§ **WHAT IS BEING ASKED**
Select and reproduce each line of the listing below that bears the string "taksssss".

** Begin RECORDS FOR THE TASK **

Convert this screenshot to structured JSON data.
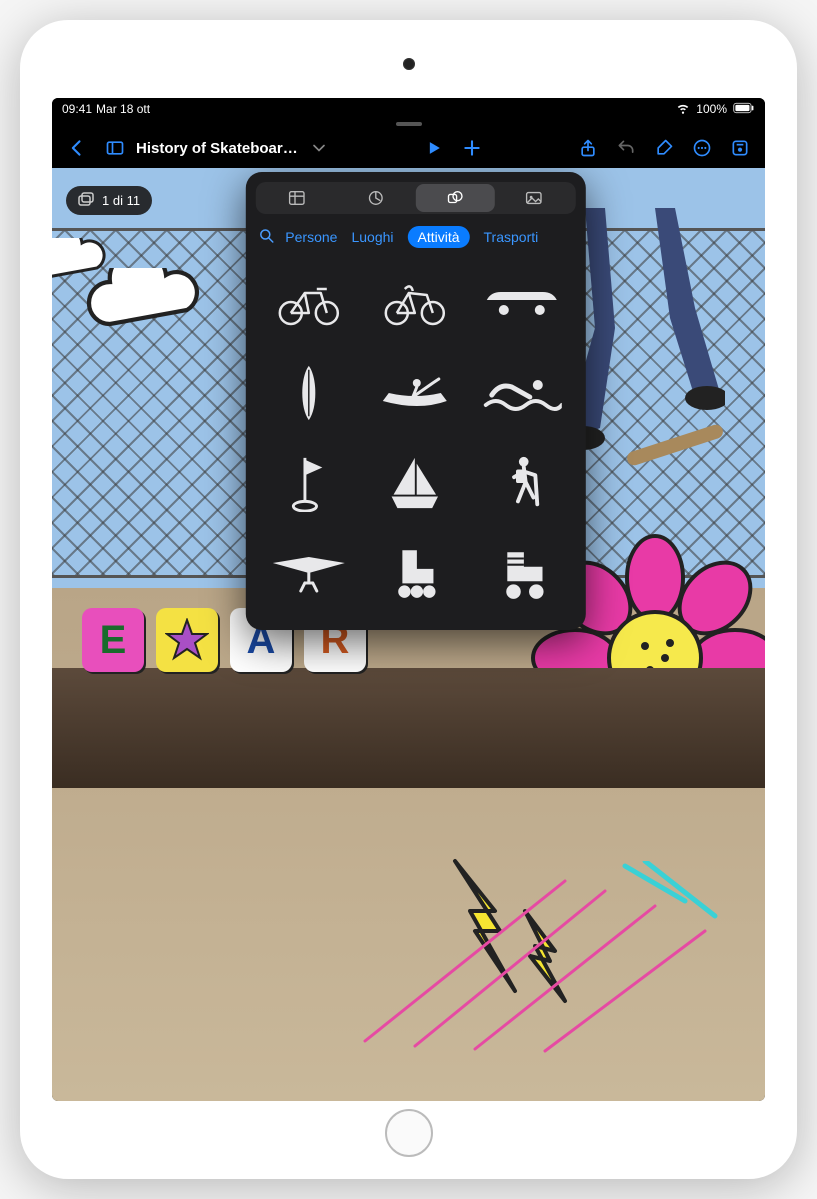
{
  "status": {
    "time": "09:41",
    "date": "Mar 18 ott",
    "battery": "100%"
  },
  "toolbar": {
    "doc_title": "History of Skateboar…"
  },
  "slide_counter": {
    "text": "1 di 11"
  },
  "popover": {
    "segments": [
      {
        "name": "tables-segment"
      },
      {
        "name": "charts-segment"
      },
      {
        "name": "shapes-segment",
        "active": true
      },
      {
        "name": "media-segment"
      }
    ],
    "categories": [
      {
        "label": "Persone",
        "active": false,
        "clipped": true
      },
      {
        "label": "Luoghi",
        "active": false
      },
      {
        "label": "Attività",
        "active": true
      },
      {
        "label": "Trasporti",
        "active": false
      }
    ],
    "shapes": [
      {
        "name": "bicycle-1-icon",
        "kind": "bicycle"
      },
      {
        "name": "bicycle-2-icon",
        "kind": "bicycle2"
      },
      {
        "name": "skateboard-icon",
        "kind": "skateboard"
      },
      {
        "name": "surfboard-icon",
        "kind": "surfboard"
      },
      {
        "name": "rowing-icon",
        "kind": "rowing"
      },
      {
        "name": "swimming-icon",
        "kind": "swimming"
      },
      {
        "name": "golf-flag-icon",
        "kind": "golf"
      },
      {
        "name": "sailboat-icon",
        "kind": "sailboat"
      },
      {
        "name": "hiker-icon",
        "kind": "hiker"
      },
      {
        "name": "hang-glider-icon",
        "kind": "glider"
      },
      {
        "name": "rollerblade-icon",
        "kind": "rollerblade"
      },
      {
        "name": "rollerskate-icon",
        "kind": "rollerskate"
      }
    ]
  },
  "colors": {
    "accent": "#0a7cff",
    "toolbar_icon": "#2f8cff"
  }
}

** End RECORDS FOR THE TASK **
** Begin RECORDS FOR THE TASK **

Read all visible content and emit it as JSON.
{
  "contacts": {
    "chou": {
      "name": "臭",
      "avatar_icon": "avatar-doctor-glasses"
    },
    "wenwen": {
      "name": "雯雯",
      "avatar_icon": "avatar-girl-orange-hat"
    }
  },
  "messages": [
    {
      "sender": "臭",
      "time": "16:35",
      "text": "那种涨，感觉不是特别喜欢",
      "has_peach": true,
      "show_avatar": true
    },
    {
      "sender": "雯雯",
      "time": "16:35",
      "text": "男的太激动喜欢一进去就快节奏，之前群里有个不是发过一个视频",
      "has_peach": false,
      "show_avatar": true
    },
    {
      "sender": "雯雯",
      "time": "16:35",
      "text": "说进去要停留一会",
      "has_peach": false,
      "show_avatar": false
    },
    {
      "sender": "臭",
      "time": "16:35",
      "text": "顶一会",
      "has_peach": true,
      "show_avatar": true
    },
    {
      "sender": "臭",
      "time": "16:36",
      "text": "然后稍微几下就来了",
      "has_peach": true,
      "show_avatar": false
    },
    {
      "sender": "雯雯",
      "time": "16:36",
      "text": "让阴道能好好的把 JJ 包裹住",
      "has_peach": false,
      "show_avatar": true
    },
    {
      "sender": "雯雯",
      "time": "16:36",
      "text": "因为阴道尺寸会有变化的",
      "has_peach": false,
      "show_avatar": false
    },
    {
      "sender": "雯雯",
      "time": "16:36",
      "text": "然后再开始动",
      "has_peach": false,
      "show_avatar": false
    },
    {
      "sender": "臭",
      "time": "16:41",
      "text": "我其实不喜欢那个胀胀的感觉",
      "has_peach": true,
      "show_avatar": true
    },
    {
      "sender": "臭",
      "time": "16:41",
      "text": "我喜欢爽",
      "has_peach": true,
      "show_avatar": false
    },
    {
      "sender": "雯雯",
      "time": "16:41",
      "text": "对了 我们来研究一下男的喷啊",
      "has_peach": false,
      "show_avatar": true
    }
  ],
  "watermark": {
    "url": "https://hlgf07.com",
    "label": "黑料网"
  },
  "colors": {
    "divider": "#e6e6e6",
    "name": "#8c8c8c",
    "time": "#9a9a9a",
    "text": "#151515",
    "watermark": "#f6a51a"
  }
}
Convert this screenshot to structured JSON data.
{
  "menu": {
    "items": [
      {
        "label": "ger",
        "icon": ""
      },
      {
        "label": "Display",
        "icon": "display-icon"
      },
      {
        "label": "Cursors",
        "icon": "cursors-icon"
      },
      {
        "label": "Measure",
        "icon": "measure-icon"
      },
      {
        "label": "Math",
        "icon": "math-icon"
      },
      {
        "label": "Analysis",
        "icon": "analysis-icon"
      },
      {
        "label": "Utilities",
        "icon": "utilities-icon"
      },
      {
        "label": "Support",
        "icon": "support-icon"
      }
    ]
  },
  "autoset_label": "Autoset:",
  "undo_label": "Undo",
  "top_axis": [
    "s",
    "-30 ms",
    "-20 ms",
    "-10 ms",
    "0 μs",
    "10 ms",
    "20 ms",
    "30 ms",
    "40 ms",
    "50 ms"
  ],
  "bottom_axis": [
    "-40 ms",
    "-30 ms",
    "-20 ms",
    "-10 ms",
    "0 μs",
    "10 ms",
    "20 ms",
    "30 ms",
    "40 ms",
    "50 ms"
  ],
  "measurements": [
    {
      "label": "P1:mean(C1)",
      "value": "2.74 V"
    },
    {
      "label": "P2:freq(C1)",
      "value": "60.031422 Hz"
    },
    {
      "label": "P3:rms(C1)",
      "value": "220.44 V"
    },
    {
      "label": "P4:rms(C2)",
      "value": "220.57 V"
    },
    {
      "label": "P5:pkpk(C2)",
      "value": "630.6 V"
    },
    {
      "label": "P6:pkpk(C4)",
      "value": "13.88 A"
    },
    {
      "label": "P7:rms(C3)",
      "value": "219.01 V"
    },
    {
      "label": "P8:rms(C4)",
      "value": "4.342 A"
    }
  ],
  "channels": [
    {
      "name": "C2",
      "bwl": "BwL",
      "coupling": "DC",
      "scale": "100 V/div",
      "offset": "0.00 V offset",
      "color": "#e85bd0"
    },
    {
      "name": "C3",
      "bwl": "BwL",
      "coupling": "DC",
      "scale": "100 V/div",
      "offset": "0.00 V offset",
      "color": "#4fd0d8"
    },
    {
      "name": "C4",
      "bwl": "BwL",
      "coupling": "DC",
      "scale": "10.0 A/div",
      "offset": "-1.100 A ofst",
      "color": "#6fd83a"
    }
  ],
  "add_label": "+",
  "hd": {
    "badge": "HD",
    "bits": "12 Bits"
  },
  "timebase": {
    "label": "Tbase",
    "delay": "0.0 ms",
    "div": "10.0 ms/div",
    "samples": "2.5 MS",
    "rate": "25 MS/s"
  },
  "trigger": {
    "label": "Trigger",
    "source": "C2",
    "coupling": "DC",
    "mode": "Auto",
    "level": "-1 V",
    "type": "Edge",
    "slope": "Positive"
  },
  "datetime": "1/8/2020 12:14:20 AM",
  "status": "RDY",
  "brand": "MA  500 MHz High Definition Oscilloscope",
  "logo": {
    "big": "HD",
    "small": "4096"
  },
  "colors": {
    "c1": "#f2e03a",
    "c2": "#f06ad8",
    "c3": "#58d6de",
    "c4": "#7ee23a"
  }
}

** End RECORDS FOR THE TASK **
** Begin RECORDS FOR THE TASK **

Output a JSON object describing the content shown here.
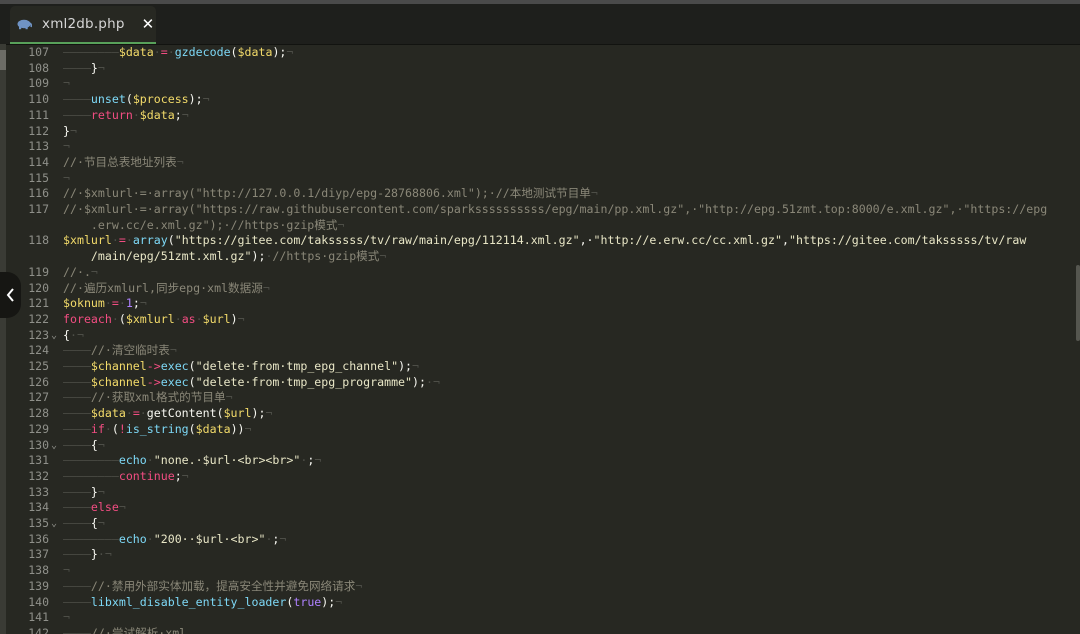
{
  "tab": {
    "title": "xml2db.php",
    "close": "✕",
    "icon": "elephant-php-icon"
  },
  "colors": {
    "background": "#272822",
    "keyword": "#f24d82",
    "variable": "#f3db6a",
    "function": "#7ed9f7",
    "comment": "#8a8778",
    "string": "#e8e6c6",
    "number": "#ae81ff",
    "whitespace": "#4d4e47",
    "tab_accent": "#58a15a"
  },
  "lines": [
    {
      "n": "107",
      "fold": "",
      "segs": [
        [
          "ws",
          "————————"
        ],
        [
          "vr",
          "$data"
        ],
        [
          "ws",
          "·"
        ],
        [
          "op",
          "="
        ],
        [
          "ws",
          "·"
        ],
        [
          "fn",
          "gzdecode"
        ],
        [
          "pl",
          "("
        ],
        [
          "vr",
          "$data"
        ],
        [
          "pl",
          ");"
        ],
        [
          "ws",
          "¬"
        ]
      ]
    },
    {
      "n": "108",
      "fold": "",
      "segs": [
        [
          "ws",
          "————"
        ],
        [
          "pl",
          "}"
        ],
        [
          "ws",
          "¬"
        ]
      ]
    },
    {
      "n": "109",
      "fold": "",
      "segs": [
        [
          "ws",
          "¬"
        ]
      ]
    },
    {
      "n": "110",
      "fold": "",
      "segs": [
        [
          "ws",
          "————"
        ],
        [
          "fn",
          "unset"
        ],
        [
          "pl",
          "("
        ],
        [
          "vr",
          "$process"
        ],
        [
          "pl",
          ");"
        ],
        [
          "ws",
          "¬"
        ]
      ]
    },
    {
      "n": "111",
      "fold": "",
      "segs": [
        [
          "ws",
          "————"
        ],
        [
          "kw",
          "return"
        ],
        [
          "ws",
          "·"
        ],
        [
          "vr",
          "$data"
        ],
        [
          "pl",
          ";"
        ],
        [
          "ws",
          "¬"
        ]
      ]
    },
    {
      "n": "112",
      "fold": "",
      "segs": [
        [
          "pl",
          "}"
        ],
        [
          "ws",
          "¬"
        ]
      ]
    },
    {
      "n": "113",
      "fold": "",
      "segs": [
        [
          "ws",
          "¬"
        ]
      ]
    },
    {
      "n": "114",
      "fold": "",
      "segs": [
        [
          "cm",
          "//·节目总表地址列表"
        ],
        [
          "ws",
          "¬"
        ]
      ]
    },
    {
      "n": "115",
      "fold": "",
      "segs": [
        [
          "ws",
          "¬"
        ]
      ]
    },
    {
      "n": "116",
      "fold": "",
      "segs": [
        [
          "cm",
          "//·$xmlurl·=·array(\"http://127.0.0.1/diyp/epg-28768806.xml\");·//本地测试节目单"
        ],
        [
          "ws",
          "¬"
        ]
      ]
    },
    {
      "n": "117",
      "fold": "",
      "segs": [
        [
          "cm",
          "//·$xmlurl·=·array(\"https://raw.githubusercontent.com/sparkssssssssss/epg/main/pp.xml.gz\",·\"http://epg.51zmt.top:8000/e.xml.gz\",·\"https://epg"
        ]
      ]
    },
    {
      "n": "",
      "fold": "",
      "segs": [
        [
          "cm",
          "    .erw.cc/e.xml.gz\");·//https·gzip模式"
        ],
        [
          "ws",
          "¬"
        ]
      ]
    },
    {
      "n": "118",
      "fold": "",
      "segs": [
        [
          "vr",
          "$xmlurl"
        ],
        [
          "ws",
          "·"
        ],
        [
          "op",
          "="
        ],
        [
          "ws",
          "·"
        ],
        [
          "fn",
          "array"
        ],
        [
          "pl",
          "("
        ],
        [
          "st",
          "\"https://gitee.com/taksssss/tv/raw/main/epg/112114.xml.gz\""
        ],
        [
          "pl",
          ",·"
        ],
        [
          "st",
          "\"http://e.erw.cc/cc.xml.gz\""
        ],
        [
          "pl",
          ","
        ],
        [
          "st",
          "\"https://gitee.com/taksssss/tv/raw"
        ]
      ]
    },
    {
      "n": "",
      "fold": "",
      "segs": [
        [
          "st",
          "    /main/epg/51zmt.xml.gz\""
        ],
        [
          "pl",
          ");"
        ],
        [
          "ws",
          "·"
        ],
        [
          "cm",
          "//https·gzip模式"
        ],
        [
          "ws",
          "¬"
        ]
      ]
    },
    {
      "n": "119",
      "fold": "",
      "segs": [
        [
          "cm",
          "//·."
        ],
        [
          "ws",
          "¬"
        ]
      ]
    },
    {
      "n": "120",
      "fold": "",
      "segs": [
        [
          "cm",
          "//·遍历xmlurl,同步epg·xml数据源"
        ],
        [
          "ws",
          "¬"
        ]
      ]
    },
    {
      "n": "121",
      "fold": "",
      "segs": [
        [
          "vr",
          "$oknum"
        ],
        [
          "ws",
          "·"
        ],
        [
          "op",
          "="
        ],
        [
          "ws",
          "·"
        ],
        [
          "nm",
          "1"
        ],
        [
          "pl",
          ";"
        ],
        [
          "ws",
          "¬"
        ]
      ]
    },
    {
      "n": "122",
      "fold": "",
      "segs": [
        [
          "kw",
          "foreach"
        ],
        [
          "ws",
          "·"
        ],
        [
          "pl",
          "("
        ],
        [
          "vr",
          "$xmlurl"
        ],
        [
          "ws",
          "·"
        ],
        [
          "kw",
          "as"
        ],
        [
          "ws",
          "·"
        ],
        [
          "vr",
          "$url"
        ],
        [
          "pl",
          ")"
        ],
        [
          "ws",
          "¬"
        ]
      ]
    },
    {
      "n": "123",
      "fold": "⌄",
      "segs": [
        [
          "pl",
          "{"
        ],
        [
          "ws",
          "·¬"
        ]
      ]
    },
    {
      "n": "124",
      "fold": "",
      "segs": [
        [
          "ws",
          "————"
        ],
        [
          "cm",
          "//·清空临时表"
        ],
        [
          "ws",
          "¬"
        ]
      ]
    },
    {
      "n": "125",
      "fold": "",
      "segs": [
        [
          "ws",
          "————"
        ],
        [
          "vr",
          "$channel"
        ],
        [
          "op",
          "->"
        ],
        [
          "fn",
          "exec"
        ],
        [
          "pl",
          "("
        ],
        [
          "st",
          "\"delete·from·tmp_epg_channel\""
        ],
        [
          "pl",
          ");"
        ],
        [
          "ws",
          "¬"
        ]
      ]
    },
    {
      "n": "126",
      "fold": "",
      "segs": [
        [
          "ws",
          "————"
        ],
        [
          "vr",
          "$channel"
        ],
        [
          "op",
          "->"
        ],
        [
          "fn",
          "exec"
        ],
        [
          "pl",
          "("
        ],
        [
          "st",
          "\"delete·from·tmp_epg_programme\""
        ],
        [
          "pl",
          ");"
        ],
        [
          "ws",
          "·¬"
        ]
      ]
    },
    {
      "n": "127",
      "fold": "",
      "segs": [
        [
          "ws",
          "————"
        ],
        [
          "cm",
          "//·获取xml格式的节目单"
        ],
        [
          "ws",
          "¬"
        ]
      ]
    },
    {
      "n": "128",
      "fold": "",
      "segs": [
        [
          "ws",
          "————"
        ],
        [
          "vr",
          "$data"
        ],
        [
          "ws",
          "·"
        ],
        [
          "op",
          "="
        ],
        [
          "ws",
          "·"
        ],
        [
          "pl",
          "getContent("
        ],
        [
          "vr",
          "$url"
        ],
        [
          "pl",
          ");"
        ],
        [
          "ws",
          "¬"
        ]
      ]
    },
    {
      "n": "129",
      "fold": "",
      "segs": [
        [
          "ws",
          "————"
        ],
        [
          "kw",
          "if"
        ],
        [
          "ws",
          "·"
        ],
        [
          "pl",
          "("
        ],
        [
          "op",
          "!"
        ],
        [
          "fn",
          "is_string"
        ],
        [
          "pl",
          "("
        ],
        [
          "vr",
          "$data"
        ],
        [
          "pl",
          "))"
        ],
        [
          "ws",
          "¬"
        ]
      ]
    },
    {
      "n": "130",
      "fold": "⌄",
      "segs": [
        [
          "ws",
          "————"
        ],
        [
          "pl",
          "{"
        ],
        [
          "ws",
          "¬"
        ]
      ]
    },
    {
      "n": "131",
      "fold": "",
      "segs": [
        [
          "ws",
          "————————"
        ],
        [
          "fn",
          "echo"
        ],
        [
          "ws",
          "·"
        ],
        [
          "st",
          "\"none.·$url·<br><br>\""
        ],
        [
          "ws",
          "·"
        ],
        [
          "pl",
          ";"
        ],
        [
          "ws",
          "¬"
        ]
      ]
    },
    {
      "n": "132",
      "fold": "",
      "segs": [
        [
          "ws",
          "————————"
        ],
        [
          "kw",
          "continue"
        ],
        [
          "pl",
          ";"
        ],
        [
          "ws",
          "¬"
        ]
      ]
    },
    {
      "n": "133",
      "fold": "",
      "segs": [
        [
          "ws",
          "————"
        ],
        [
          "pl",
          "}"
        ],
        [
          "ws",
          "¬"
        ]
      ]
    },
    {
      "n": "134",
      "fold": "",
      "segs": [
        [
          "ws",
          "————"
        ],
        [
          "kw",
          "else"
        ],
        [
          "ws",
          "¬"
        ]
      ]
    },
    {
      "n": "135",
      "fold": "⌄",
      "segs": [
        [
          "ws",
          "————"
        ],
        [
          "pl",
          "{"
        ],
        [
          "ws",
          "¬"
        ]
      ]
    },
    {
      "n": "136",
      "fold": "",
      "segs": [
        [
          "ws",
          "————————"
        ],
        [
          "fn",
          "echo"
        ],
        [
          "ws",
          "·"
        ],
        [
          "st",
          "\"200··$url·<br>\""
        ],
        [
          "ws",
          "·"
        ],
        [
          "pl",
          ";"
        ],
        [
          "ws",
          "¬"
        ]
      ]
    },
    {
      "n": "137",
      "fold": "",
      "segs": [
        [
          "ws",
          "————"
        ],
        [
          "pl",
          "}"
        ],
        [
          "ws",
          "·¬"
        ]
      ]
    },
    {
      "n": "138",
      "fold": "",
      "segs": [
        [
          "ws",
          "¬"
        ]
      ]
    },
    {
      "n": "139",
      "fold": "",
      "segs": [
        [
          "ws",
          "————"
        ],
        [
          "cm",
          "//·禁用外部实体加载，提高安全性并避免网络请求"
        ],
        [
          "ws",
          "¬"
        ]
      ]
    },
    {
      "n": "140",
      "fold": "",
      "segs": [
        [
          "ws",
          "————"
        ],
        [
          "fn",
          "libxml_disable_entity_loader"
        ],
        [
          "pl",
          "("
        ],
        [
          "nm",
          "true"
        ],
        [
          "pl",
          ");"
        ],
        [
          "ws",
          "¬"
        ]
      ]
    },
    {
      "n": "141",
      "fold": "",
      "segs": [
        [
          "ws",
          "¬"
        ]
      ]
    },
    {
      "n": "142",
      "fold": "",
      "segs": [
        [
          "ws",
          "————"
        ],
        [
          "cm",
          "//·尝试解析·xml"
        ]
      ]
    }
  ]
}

** End RECORDS FOR THE TASK **

§ **COMPLETED EXERCISE**
          "\"https://gitee.com/taksssss/tv/raw/main/epg/112114.xml.gz\""
          "\"https://gitee.com/taksssss/tv/raw"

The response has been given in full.